◆ **What the task requires**:
Retype each record shown below, leaving every character as it is.

┏━━

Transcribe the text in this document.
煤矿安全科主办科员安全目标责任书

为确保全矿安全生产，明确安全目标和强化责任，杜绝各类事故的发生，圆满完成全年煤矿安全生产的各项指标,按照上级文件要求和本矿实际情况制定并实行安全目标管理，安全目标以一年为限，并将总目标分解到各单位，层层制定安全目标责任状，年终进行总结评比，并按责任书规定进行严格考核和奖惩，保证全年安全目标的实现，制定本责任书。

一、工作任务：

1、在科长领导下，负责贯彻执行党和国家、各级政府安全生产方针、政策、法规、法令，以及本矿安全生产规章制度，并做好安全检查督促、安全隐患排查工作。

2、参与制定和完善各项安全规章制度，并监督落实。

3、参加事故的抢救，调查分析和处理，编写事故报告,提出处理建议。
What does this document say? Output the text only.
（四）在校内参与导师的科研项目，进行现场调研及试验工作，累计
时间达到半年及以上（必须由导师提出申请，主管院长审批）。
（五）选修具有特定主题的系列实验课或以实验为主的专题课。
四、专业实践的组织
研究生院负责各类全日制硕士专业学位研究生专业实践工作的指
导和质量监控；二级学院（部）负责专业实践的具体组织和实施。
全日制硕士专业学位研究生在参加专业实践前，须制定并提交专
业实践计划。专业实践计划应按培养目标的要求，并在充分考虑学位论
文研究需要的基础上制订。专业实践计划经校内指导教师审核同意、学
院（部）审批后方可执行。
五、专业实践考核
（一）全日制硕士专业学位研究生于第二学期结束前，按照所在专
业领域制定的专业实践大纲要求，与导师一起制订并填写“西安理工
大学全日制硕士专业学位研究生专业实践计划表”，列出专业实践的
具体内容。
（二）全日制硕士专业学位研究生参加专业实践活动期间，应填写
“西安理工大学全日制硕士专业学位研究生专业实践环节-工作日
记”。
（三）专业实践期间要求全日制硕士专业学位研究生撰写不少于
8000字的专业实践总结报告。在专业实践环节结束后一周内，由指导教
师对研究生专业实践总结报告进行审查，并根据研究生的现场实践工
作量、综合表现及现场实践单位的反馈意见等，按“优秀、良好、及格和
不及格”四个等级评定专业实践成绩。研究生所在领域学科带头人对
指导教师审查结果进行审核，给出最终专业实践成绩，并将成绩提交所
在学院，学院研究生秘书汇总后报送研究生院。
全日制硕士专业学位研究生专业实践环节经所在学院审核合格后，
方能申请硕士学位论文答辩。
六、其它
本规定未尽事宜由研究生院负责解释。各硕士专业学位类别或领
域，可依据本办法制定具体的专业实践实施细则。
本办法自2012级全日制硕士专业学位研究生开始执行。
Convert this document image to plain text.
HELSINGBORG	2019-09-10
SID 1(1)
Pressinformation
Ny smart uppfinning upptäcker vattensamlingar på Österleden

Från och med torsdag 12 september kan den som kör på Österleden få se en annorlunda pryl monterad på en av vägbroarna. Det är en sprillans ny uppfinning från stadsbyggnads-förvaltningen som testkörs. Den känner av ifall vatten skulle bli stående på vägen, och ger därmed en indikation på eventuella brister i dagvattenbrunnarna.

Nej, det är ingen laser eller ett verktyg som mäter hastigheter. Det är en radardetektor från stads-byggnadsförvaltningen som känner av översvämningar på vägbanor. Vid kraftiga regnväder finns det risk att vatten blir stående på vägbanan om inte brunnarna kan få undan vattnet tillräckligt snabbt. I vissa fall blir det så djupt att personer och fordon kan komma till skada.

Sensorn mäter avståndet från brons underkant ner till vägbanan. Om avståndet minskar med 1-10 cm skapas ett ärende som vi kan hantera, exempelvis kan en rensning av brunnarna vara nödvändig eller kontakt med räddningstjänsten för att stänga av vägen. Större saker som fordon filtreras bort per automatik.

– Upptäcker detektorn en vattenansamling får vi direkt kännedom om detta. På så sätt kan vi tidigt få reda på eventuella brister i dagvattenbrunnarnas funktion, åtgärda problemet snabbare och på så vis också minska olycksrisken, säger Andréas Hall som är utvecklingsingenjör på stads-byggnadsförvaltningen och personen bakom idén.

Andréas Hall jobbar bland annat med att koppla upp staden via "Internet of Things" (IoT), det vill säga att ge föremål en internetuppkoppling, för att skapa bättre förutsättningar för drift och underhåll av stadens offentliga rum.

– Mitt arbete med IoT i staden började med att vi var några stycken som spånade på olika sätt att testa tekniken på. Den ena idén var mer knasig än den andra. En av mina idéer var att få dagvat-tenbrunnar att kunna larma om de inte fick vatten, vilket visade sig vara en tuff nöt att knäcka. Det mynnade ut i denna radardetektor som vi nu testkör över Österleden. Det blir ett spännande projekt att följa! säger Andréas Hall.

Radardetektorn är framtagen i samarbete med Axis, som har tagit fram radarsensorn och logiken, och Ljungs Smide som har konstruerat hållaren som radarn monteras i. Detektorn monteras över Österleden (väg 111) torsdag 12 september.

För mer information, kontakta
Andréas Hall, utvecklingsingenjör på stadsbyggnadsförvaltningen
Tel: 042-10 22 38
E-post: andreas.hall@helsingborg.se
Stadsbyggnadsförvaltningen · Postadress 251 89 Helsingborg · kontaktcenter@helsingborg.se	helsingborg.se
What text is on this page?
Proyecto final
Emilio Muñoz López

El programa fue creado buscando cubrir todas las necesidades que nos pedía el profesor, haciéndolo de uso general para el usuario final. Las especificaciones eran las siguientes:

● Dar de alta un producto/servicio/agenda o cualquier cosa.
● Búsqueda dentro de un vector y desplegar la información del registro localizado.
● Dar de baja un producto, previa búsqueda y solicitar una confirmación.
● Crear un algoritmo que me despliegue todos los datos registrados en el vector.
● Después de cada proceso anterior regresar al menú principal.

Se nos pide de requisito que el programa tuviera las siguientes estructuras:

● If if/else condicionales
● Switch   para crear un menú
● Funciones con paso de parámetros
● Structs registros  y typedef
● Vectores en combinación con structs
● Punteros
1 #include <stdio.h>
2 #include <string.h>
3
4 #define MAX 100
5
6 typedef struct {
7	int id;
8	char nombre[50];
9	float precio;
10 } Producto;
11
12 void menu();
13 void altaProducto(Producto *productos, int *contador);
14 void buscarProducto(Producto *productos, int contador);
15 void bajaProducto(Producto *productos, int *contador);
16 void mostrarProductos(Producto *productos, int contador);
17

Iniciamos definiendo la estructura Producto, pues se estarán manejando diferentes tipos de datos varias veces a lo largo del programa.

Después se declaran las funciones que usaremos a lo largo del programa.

┗━━

◆ **The output**:
Transcribe the text in this document.
煤矿安全科主办科员安全目标责任书

为确保全矿安全生产，明确安全目标和强化责任，杜绝各类事故的发生，圆满完成全年煤矿安全生产的各项指标,按照上级文件要求和本矿实际情况制定并实行安全目标管理，安全目标以一年为限，并将总目标分解到各单位，层层制定安全目标责任状，年终进行总结评比，并按责任书规定进行严格考核和奖惩，保证全年安全目标的实现，制定本责任书。

一、工作任务：

1、在科长领导下，负责贯彻执行党和国家、各级政府安全生产方针、政策、法规、法令，以及本矿安全生产规章制度，并做好安全检查督促、安全隐患排查工作。

2、参与制定和完善各项安全规章制度，并监督落实。

3、参加事故的抢救，调查分析和处理，编写事故报告,提出处理建议。
What does this document say? Output the text only.
（四）在校内参与导师的科研项目，进行现场调研及试验工作，累计
时间达到半年及以上（必须由导师提出申请，主管院长审批）。
（五）选修具有特定主题的系列实验课或以实验为主的专题课。
四、专业实践的组织
研究生院负责各类全日制硕士专业学位研究生专业实践工作的指
导和质量监控；二级学院（部）负责专业实践的具体组织和实施。
全日制硕士专业学位研究生在参加专业实践前，须制定并提交专
业实践计划。专业实践计划应按培养目标的要求，并在充分考虑学位论
文研究需要的基础上制订。专业实践计划经校内指导教师审核同意、学
院（部）审批后方可执行。
五、专业实践考核
（一）全日制硕士专业学位研究生于第二学期结束前，按照所在专
业领域制定的专业实践大纲要求，与导师一起制订并填写“西安理工
大学全日制硕士专业学位研究生专业实践计划表”，列出专业实践的
具体内容。
（二）全日制硕士专业学位研究生参加专业实践活动期间，应填写
“西安理工大学全日制硕士专业学位研究生专业实践环节-工作日
记”。
（三）专业实践期间要求全日制硕士专业学位研究生撰写不少于
8000字的专业实践总结报告。在专业实践环节结束后一周内，由指导教
师对研究生专业实践总结报告进行审查，并根据研究生的现场实践工
作量、综合表现及现场实践单位的反馈意见等，按“优秀、良好、及格和
不及格”四个等级评定专业实践成绩。研究生所在领域学科带头人对
指导教师审查结果进行审核，给出最终专业实践成绩，并将成绩提交所
在学院，学院研究生秘书汇总后报送研究生院。
全日制硕士专业学位研究生专业实践环节经所在学院审核合格后，
方能申请硕士学位论文答辩。
六、其它
本规定未尽事宜由研究生院负责解释。各硕士专业学位类别或领
域，可依据本办法制定具体的专业实践实施细则。
本办法自2012级全日制硕士专业学位研究生开始执行。
Convert this document image to plain text.
HELSINGBORG	2019-09-10
SID 1(1)
Pressinformation
Ny smart uppfinning upptäcker vattensamlingar på Österleden

Från och med torsdag 12 september kan den som kör på Österleden få se en annorlunda pryl monterad på en av vägbroarna. Det är en sprillans ny uppfinning från stadsbyggnads-förvaltningen som testkörs. Den känner av ifall vatten skulle bli stående på vägen, och ger därmed en indikation på eventuella brister i dagvattenbrunnarna.

Nej, det är ingen laser eller ett verktyg som mäter hastigheter. Det är en radardetektor från stads-byggnadsförvaltningen som känner av översvämningar på vägbanor. Vid kraftiga regnväder finns det risk att vatten blir stående på vägbanan om inte brunnarna kan få undan vattnet tillräckligt snabbt. I vissa fall blir det så djupt att personer och fordon kan komma till skada.

Sensorn mäter avståndet från brons underkant ner till vägbanan. Om avståndet minskar med 1-10 cm skapas ett ärende som vi kan hantera, exempelvis kan en rensning av brunnarna vara nödvändig eller kontakt med räddningstjänsten för att stänga av vägen. Större saker som fordon filtreras bort per automatik.

– Upptäcker detektorn en vattenansamling får vi direkt kännedom om detta. På så sätt kan vi tidigt få reda på eventuella brister i dagvattenbrunnarnas funktion, åtgärda problemet snabbare och på så vis också minska olycksrisken, säger Andréas Hall som är utvecklingsingenjör på stads-byggnadsförvaltningen och personen bakom idén.

Andréas Hall jobbar bland annat med att koppla upp staden via "Internet of Things" (IoT), det vill säga att ge föremål en internetuppkoppling, för att skapa bättre förutsättningar för drift och underhåll av stadens offentliga rum.

– Mitt arbete med IoT i staden började med att vi var några stycken som spånade på olika sätt att testa tekniken på. Den ena idén var mer knasig än den andra. En av mina idéer var att få dagvat-tenbrunnar att kunna larma om de inte fick vatten, vilket visade sig vara en tuff nöt att knäcka. Det mynnade ut i denna radardetektor som vi nu testkör över Österleden. Det blir ett spännande projekt att följa! säger Andréas Hall.

Radardetektorn är framtagen i samarbete med Axis, som har tagit fram radarsensorn och logiken, och Ljungs Smide som har konstruerat hållaren som radarn monteras i. Detektorn monteras över Österleden (väg 111) torsdag 12 september.

För mer information, kontakta
Andréas Hall, utvecklingsingenjör på stadsbyggnadsförvaltningen
Tel: 042-10 22 38
E-post: andreas.hall@helsingborg.se
Stadsbyggnadsförvaltningen · Postadress 251 89 Helsingborg · kontaktcenter@helsingborg.se	helsingborg.se
What text is on this page?
Proyecto final
Emilio Muñoz López

El programa fue creado buscando cubrir todas las necesidades que nos pedía el profesor, haciéndolo de uso general para el usuario final. Las especificaciones eran las siguientes:

● Dar de alta un producto/servicio/agenda o cualquier cosa.
● Búsqueda dentro de un vector y desplegar la información del registro localizado.
● Dar de baja un producto, previa búsqueda y solicitar una confirmación.
● Crear un algoritmo que me despliegue todos los datos registrados en el vector.
● Después de cada proceso anterior regresar al menú principal.

Se nos pide de requisito que el programa tuviera las siguientes estructuras:

● If if/else condicionales
● Switch   para crear un menú
● Funciones con paso de parámetros
● Structs registros  y typedef
● Vectores en combinación con structs
● Punteros
1 #include <stdio.h>
2 #include <string.h>
3
4 #define MAX 100
5
6 typedef struct {
7	int id;
8	char nombre[50];
9	float precio;
10 } Producto;
11
12 void menu();
13 void altaProducto(Producto *productos, int *contador);
14 void buscarProducto(Producto *productos, int contador);
15 void bajaProducto(Producto *productos, int *contador);
16 void mostrarProductos(Producto *productos, int contador);
17

Iniciamos definiendo la estructura Producto, pues se estarán manejando diferentes tipos de datos varias veces a lo largo del programa.

Después se declaran las funciones que usaremos a lo largo del programa.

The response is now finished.